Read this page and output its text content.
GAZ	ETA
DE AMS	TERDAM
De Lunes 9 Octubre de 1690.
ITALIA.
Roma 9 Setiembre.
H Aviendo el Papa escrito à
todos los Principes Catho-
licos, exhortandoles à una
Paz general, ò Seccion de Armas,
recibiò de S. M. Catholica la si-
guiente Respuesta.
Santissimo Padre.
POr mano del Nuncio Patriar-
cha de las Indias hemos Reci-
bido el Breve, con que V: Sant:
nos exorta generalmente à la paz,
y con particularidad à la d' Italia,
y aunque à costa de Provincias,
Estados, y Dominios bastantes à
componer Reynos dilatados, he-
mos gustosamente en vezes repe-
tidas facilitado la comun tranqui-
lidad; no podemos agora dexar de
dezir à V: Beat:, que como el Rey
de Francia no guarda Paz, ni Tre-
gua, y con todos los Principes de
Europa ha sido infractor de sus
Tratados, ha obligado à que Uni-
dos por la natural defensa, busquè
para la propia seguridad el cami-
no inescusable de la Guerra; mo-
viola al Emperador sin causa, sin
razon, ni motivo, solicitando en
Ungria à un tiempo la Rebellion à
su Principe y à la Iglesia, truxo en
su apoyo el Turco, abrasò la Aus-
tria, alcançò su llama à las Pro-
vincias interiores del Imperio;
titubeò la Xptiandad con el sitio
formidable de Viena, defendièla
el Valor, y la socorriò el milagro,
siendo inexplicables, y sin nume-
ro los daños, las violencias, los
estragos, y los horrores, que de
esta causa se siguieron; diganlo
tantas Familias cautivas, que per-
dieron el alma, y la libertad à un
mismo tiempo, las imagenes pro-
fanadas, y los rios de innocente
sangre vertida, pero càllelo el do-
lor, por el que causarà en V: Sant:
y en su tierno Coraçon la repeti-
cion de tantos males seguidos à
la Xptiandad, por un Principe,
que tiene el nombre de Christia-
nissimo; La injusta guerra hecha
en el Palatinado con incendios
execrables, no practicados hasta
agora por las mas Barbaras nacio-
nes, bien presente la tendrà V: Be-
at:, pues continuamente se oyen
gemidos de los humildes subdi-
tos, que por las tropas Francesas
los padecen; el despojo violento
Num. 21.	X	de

==========

EXERCISE REQUIREMENTS.
The whole listing should be restated word for word.

OUTPUT FOR THIS EXERCISE.
Read this page and output its text content.
GAZ	ETA
DE AMS	TERDAM
De Lunes 9 Octubre de 1690.
ITALIA.
Roma 9 Setiembre.
H Aviendo el Papa escrito à
todos los Principes Catho-
licos, exhortandoles à una
Paz general, ò Seccion de Armas,
recibiò de S. M. Catholica la si-
guiente Respuesta.
Santissimo Padre.
POr mano del Nuncio Patriar-
cha de las Indias hemos Reci-
bido el Breve, con que V: Sant:
nos exorta generalmente à la paz,
y con particularidad à la d' Italia,
y aunque à costa de Provincias,
Estados, y Dominios bastantes à
componer Reynos dilatados, he-
mos gustosamente en vezes repe-
tidas facilitado la comun tranqui-
lidad; no podemos agora dexar de
dezir à V: Beat:, que como el Rey
de Francia no guarda Paz, ni Tre-
gua, y con todos los Principes de
Europa ha sido infractor de sus
Tratados, ha obligado à que Uni-
dos por la natural defensa, busquè
para la propia seguridad el cami-
no inescusable de la Guerra; mo-
viola al Emperador sin causa, sin
razon, ni motivo, solicitando en
Ungria à un tiempo la Rebellion à
su Principe y à la Iglesia, truxo en
su apoyo el Turco, abrasò la Aus-
tria, alcançò su llama à las Pro-
vincias interiores del Imperio;
titubeò la Xptiandad con el sitio
formidable de Viena, defendièla
el Valor, y la socorriò el milagro,
siendo inexplicables, y sin nume-
ro los daños, las violencias, los
estragos, y los horrores, que de
esta causa se siguieron; diganlo
tantas Familias cautivas, que per-
dieron el alma, y la libertad à un
mismo tiempo, las imagenes pro-
fanadas, y los rios de innocente
sangre vertida, pero càllelo el do-
lor, por el que causarà en V: Sant:
y en su tierno Coraçon la repeti-
cion de tantos males seguidos à
la Xptiandad, por un Principe,
que tiene el nombre de Christia-
nissimo; La injusta guerra hecha
en el Palatinado con incendios
execrables, no practicados hasta
agora por las mas Barbaras nacio-
nes, bien presente la tendrà V: Be-
at:, pues continuamente se oyen
gemidos de los humildes subdi-
tos, que por las tropas Francesas
los padecen; el despojo violento
Num. 21.	X	de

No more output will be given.